Trecho apresentado:

E “tudo incluído” era o pacote completo de residência, visto e um pagamento
mensal de US$ 800, praticamente líquido, pois seus gastos seriam muito
pequenos. Lá aproveitou para aprender inglês, para o qual revelou ter grande
facilidade. Três anos depois, a família do diplomata foi transferida para a
Alemanha – e ela foi junto. Com mais quatro anos, com uma licença especial para
trabalhar, acabou contratada como secretária – nessa altura, seu alemão era
muito bom – de uma Câmara de Comércio local. A saudade, porém, apertava. Tendo
conhecido um brasileiro com quem se casou no exterior, acabaram voltando anos
depois. Hoje, é dona de uma escola de inglês em Juiz de Fora, onde mora há
alguns anos. A escola vai de vento em popa e já tem mais de 500 alunos.
Essas duas pessoas definem dois perfis
diferentes de brasileiros e de país. O primeiro, ranzinza, de mal com a vida,
sem nada a fazer nem a esperar dela, reclamando de tudo e de todos, joga nos
demais a culpa pelo próprio infortúnio. O segundo, empreendedor, ativo, desejoso
de progresso, correto, exemplar, ciente de que o que se faz na vida deve decorrer
fundamentalmente do seu próprio empenho. Este livro é um pequeno tributo a
esses brasileiros, mas é ao mesmo tempo o resultado da constatação de que, para
que o Brasil dê um salto, é preciso aumentar – e muito – a proporção de Kátias
e diminuir bastante a proporção de Pedros.

[Dados registrados]
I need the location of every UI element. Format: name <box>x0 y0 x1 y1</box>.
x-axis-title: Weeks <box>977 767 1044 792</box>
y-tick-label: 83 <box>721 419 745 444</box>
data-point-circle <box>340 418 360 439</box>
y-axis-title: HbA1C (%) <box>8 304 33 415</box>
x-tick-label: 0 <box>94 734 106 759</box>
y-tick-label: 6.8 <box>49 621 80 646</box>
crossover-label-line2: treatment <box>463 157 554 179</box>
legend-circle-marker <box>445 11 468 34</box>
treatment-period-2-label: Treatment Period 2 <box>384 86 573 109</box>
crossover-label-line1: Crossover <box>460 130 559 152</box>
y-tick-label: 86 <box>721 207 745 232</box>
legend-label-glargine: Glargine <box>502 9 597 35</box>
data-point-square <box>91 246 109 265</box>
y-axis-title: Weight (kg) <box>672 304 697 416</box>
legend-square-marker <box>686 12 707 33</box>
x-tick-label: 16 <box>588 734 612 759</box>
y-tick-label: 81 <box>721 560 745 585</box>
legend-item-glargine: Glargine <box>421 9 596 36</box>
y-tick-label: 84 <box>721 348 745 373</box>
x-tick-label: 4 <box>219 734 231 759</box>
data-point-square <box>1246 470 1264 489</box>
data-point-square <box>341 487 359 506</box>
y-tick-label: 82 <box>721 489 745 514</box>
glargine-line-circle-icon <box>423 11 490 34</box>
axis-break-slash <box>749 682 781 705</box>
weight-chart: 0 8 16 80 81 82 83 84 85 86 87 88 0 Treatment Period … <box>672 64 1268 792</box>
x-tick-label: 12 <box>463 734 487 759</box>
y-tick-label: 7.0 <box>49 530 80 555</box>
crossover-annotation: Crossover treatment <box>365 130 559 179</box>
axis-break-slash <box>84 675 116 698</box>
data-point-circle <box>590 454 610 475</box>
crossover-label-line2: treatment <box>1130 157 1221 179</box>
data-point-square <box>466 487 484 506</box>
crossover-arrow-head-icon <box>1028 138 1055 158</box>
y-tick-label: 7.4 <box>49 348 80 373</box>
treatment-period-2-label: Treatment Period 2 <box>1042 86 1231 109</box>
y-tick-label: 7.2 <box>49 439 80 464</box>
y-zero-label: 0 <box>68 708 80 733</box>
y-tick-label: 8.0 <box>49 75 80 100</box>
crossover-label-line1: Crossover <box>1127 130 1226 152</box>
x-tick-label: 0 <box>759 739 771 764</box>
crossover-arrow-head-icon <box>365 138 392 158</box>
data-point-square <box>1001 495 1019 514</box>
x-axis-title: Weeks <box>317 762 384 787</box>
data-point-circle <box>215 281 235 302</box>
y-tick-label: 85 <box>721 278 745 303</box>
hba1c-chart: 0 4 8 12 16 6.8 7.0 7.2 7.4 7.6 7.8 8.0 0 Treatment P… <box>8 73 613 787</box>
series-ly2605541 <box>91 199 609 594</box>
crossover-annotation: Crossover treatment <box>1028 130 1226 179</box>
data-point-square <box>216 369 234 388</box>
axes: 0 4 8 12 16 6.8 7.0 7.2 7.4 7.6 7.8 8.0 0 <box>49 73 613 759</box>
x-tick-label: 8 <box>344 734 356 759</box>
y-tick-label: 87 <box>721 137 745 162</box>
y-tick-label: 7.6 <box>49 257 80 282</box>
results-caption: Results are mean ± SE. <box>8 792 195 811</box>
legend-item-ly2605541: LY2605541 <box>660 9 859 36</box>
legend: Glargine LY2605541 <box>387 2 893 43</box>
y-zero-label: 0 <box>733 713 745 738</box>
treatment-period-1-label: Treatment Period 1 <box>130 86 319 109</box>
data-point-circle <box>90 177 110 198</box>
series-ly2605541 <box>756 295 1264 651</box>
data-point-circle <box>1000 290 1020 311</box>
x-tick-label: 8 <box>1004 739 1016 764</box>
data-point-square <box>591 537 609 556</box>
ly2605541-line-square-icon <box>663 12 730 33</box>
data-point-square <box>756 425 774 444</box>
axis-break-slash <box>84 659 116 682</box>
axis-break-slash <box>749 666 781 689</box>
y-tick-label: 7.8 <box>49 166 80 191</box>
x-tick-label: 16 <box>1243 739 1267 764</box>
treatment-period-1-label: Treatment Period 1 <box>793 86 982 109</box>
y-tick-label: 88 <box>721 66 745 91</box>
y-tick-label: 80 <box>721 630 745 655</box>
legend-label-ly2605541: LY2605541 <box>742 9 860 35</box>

O que se pede: Reproduza, sem nenhuma alteração, a parte do trecho sobre os dois perfis de brasileiros que começa com as palavras "Essas duas pessoas" e termina com "proporção de Pedros.". A listagem não tem relação com o trecho.

Solução:
Essas duas pessoas definem dois perfis
diferentes de brasileiros e de país. O primeiro, ranzinza, de mal com a vida,
sem nada a fazer nem a esperar dela, reclamando de tudo e de todos, joga nos
demais a culpa pelo próprio infortúnio. O segundo, empreendedor, ativo, desejoso
de progresso, correto, exemplar, ciente de que o que se faz na vida deve decorrer
fundamentalmente do seu próprio empenho. Este livro é um pequeno tributo a
esses brasileiros, mas é ao mesmo tempo o resultado da constatação de que, para
que o Brasil dê um salto, é preciso aumentar – e muito – a proporção de Kátias
e diminuir bastante a proporção de Pedros.